- Supplied material
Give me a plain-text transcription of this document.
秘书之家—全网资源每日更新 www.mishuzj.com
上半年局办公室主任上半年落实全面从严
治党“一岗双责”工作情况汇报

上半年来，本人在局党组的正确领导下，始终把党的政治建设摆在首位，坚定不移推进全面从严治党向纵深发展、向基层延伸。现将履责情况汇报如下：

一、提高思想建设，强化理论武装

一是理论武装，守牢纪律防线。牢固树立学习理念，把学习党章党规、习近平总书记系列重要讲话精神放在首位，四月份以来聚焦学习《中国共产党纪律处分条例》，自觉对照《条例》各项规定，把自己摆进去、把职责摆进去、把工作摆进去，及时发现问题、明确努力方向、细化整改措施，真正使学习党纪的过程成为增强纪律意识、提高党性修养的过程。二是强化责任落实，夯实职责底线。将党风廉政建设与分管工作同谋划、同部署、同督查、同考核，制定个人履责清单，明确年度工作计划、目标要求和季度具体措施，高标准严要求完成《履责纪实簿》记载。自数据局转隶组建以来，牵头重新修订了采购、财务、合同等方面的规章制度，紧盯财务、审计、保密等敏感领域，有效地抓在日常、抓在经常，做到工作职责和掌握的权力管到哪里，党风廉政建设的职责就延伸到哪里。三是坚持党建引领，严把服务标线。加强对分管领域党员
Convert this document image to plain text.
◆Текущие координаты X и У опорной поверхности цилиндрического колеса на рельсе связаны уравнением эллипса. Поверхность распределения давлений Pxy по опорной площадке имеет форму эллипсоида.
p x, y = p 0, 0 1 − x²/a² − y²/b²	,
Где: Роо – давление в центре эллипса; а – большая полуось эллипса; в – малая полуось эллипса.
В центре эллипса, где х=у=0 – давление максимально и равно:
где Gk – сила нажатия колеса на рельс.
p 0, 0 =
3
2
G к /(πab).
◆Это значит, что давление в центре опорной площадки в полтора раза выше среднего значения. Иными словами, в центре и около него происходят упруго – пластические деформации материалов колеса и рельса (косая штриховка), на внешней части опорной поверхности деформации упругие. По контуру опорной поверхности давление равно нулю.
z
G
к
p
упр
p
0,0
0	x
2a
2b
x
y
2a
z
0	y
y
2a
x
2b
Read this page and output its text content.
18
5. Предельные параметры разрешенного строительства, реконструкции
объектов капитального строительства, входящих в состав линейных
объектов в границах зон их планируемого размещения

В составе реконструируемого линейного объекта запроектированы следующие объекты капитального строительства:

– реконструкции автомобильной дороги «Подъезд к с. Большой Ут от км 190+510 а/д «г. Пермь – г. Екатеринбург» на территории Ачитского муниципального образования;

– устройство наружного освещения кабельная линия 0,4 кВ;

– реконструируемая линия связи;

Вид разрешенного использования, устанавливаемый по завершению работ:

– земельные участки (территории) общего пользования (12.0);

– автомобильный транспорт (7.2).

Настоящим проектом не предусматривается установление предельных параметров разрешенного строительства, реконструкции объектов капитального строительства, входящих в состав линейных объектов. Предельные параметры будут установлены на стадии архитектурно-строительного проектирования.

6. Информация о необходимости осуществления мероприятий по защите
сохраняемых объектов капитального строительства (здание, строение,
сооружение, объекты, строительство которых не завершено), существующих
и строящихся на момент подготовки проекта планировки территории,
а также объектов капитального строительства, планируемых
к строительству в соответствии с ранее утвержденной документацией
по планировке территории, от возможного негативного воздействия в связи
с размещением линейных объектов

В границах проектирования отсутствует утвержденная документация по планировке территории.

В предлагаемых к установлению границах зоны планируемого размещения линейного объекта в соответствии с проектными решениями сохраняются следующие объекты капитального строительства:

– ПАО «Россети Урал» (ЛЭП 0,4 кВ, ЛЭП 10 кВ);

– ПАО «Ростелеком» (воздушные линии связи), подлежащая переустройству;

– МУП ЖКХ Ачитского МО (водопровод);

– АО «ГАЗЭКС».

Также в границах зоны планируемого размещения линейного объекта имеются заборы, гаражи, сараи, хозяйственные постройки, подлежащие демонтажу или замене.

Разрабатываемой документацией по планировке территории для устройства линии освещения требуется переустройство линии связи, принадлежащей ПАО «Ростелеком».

- What the task asks
Give the number of lines in the records above that contain the word "размещения". Reply with that number alone.

- Response to this task
3